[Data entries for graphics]
-.-.-

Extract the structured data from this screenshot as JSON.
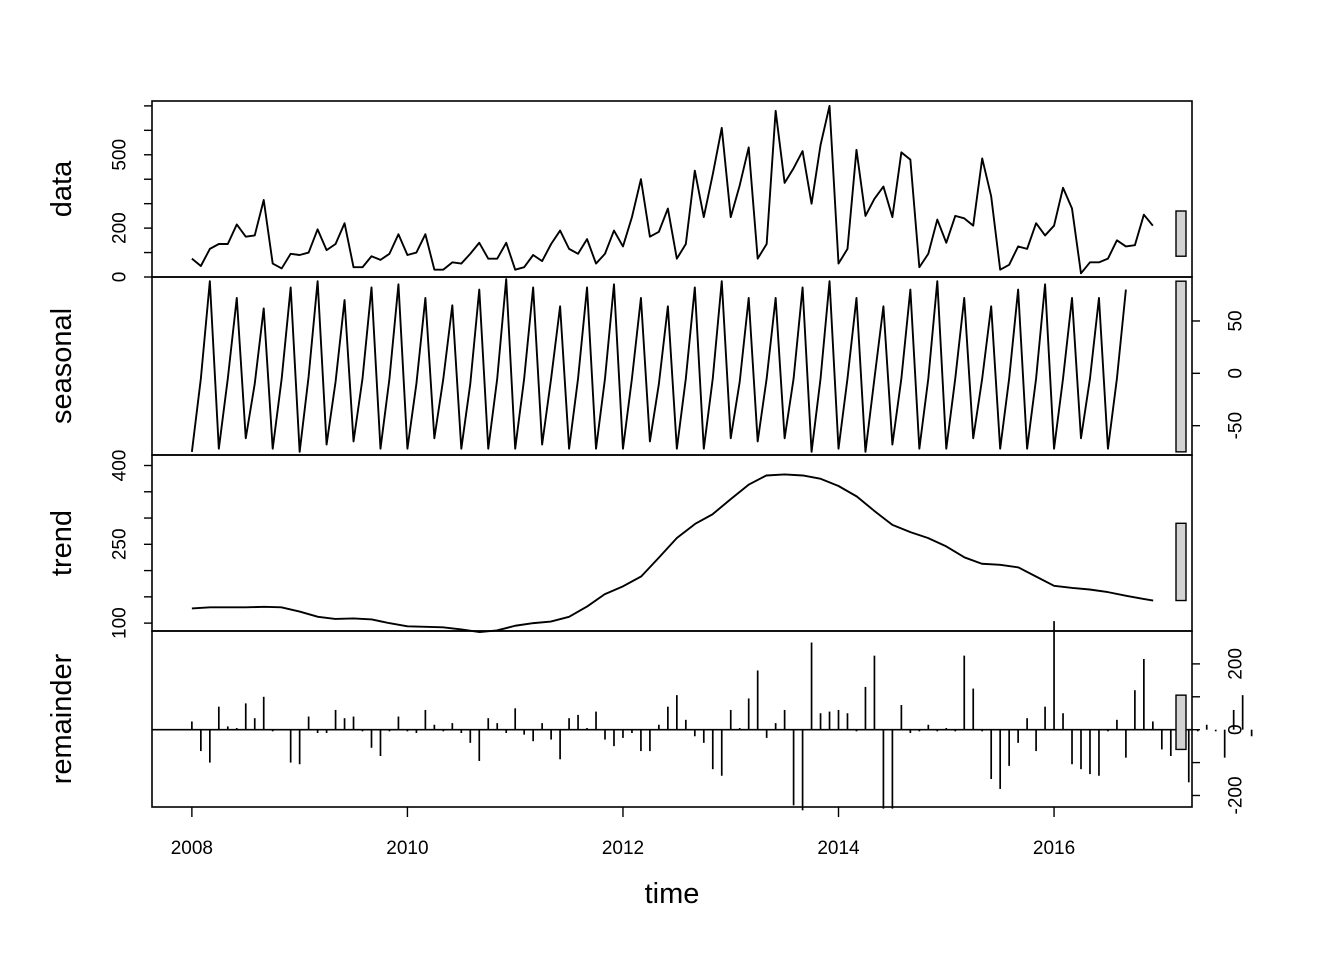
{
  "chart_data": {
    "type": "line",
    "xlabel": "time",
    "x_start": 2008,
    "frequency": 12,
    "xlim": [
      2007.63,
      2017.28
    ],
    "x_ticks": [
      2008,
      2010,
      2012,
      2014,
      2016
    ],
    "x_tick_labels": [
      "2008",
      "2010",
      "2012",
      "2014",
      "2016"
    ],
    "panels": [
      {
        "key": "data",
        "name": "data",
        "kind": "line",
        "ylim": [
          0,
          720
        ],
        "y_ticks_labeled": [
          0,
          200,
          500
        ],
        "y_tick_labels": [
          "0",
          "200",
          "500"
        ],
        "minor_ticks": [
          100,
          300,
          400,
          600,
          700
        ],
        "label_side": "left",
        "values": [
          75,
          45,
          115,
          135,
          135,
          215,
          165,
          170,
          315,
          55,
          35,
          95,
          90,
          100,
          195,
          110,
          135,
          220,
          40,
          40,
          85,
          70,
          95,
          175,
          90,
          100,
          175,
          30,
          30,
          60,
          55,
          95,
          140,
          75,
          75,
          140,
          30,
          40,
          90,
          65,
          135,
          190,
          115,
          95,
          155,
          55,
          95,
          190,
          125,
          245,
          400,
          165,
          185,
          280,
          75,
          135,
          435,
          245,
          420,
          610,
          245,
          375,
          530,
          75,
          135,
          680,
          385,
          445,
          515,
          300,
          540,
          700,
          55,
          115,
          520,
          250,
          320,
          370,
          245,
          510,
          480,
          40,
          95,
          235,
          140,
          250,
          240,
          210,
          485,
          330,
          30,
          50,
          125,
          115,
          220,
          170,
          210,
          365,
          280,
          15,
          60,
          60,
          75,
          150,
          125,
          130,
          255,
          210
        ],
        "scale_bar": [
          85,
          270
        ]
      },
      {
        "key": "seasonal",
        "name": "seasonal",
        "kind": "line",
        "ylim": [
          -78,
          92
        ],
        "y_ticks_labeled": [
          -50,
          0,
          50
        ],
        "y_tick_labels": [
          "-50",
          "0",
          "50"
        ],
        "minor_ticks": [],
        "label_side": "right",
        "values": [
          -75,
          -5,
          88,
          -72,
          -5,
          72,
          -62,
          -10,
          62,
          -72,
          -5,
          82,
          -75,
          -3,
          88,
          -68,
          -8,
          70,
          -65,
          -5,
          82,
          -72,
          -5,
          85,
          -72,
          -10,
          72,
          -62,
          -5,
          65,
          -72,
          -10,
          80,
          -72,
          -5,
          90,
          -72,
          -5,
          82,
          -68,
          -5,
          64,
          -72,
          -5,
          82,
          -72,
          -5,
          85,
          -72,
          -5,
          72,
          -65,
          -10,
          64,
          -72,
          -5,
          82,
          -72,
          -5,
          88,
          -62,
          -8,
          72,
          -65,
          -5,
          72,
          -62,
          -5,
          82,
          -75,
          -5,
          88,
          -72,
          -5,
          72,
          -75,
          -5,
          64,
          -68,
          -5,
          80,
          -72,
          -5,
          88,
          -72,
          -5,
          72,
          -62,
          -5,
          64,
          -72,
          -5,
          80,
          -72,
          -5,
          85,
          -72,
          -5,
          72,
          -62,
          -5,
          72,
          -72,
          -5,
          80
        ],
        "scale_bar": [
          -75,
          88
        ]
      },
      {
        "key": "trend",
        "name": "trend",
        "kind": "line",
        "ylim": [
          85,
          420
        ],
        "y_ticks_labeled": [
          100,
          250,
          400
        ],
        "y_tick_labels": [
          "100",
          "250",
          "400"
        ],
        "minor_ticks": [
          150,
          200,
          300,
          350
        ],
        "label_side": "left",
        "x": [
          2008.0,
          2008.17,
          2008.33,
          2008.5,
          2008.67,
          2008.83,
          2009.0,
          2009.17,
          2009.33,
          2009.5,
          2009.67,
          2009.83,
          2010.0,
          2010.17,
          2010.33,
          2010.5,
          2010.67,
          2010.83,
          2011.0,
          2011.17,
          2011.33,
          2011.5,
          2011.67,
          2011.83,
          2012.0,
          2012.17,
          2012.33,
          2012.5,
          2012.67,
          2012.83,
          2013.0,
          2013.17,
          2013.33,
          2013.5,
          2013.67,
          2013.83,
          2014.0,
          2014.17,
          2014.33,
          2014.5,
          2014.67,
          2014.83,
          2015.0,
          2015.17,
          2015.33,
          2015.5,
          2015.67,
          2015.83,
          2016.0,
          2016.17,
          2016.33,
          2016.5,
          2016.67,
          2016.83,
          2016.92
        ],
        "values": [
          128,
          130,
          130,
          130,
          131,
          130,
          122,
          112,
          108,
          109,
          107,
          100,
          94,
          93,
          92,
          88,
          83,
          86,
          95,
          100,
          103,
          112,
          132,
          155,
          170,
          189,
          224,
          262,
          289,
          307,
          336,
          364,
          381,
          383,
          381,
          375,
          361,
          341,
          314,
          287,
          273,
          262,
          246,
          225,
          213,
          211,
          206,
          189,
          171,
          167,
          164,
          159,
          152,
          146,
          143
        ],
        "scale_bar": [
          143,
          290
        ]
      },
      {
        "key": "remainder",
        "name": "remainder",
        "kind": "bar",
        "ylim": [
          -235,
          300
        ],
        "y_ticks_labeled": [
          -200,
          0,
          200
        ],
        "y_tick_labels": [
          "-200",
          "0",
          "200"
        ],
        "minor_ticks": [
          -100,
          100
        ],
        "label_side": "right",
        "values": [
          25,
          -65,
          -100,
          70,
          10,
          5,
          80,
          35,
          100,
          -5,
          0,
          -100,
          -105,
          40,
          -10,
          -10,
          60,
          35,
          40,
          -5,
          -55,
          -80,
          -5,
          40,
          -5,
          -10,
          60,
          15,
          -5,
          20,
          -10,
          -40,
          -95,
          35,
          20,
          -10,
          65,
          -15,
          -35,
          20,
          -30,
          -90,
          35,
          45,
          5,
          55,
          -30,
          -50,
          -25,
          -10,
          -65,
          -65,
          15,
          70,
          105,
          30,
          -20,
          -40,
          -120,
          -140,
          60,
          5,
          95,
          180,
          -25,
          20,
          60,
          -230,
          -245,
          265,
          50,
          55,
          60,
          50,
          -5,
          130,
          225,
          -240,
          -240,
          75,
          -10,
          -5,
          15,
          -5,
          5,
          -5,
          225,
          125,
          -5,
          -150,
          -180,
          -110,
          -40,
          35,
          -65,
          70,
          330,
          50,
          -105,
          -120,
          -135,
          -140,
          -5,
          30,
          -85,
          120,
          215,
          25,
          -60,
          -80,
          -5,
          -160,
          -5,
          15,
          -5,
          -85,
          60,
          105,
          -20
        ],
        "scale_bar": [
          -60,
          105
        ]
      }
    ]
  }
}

-.-.-

What needs to be done :: Go through the entries above and pull out each line with "name" in it.

Exercise solution ::
        "name": "data",
        "name": "seasonal",
        "name": "trend",
        "name": "remainder",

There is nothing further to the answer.